[Collected data]
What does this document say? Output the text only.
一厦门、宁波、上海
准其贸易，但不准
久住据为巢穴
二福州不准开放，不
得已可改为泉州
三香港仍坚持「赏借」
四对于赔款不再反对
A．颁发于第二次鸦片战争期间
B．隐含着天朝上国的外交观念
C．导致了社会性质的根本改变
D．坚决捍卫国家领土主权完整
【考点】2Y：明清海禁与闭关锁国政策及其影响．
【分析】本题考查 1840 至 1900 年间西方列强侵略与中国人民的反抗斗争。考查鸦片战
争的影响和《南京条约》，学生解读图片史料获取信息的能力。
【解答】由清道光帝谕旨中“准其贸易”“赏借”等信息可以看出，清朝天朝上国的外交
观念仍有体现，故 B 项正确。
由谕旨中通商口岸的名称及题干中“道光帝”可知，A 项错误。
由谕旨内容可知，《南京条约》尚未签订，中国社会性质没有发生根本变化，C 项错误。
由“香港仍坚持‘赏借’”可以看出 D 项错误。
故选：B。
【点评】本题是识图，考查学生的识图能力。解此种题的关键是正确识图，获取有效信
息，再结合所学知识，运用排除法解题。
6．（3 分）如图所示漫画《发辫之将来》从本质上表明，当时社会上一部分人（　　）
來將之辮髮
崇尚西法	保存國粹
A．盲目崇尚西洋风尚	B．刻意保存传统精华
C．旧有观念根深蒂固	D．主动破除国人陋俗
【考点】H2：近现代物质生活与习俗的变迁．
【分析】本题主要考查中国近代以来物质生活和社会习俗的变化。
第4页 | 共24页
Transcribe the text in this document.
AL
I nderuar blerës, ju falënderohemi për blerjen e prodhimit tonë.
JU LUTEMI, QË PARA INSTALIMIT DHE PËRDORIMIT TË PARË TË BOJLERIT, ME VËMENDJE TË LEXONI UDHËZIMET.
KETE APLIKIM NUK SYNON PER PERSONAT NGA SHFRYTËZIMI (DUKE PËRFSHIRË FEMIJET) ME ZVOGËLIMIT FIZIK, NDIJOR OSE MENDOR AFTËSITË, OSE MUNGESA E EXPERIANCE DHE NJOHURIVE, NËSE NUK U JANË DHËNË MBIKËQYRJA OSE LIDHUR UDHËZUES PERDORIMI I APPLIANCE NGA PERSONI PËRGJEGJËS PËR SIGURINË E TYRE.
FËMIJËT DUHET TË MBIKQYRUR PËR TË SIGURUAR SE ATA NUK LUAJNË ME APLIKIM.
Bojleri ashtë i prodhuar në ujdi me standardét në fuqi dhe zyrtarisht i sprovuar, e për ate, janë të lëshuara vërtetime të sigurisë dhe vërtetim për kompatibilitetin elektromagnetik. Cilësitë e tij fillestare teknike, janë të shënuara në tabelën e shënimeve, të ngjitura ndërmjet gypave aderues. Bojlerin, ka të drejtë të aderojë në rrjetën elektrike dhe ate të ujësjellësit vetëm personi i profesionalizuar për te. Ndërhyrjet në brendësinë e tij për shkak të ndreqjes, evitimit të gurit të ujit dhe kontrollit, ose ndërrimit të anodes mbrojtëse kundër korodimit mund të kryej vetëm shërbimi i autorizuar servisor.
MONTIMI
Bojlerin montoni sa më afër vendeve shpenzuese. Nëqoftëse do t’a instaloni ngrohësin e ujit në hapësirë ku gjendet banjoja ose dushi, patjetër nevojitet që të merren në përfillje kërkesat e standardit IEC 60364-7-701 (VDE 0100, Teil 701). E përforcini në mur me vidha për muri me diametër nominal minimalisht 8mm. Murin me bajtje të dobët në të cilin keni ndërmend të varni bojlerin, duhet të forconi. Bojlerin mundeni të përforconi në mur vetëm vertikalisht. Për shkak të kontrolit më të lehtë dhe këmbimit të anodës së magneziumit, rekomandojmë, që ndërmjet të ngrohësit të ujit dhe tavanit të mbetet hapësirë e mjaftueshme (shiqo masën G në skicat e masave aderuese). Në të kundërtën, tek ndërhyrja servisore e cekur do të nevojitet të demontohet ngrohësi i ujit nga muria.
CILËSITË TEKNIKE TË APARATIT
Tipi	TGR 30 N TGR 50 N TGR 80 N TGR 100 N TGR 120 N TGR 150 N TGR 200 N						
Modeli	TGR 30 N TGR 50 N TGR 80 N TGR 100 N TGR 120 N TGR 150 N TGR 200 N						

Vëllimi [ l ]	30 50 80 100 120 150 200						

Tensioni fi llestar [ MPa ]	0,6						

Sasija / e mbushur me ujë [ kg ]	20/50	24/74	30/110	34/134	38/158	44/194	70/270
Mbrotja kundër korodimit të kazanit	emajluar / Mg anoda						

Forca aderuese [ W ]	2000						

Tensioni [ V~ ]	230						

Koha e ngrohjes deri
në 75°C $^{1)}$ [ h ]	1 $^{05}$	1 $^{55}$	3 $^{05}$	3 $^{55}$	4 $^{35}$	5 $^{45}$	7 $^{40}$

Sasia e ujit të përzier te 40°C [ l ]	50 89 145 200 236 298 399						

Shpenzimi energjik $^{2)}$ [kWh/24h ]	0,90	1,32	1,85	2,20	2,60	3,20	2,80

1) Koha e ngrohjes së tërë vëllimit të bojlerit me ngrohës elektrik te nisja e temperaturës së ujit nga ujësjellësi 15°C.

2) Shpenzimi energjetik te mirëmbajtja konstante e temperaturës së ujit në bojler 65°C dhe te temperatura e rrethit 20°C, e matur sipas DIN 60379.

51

### DIRECTIONS FOR THIS TASK
Read the entries above, then pull out the lines that include "aderuese".

### CORRECT OUTPUT
Bojlerin montoni sa më afër vendeve shpenzuese. Nëqoftëse do t’a instaloni ngrohësin e ujit në hapësirë ku gjendet banjoja ose dushi, patjetër nevojitet që të merren në përfillje kërkesat e standardit IEC 60364-7-701 (VDE 0100, Teil 701). E përforcini në mur me vidha për muri me diametër nominal minimalisht 8mm. Murin me bajtje të dobët në të cilin keni ndërmend të varni bojlerin, duhet të forconi. Bojlerin mundeni të përforconi në mur vetëm vertikalisht. Për shkak të kontrolit më të lehtë dhe këmbimit të anodës së magneziumit, rekomandojmë, që ndërmjet të ngrohësit të ujit dhe tavanit të mbetet hapësirë e mjaftueshme (shiqo masën G në skicat e masave aderuese). Në të kundërtën, tek ndërhyrja servisore e cekur do të nevojitet të demontohet ngrohësi i ujit nga muria.
Forca aderuese [ W ]	2000						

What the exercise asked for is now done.